▶ [Task brief]: How many lines in these records hold the string "Healthy"? Reply with the number alone.

▶ [Material provided]:
+ + + + +
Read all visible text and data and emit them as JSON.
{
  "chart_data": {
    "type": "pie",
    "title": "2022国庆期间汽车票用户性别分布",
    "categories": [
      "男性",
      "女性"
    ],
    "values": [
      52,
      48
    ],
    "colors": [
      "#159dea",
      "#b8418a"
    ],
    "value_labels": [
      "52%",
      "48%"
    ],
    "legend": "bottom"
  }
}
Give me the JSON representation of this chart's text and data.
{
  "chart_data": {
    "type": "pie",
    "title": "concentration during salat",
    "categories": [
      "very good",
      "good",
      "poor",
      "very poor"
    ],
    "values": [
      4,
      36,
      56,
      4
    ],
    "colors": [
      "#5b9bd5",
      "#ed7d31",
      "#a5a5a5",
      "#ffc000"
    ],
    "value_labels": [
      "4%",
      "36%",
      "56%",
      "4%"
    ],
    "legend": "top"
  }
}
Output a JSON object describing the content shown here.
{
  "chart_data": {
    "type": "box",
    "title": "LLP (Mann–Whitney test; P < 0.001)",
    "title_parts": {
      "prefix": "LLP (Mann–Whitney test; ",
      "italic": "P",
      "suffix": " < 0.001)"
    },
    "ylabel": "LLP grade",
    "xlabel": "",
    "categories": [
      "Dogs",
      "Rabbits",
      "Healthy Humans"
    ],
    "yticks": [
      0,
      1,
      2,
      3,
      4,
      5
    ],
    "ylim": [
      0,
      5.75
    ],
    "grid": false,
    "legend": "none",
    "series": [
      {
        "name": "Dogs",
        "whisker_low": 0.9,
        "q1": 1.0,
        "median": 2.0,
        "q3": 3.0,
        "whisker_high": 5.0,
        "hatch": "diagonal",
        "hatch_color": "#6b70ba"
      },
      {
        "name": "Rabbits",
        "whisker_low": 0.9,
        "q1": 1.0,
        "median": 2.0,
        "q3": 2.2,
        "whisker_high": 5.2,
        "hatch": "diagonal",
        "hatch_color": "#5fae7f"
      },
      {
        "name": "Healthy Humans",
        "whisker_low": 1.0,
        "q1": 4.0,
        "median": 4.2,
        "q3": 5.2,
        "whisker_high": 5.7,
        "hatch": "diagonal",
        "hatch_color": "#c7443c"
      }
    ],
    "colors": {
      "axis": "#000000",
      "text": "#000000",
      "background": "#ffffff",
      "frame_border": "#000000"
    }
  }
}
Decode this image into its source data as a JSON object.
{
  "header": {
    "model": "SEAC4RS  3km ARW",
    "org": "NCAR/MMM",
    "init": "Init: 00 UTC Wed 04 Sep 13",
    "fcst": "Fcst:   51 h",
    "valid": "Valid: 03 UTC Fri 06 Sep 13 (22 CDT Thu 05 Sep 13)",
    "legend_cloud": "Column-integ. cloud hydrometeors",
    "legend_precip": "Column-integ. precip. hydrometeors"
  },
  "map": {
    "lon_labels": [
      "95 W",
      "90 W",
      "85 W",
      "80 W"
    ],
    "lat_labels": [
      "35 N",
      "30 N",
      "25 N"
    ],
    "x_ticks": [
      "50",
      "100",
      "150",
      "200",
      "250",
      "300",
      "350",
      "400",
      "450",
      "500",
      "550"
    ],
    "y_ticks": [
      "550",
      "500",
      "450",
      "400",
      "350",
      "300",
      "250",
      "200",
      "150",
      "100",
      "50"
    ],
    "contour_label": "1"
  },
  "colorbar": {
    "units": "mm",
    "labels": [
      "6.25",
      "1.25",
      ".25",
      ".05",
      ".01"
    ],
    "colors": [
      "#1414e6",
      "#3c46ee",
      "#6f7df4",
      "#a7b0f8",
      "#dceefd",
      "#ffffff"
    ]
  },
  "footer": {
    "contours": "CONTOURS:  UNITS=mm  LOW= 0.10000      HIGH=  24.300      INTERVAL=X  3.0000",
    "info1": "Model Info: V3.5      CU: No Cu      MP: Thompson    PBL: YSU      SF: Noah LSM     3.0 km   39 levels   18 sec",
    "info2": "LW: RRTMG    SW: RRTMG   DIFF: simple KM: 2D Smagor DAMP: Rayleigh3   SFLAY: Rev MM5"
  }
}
+ + + + +
▶ [Expected output]: 2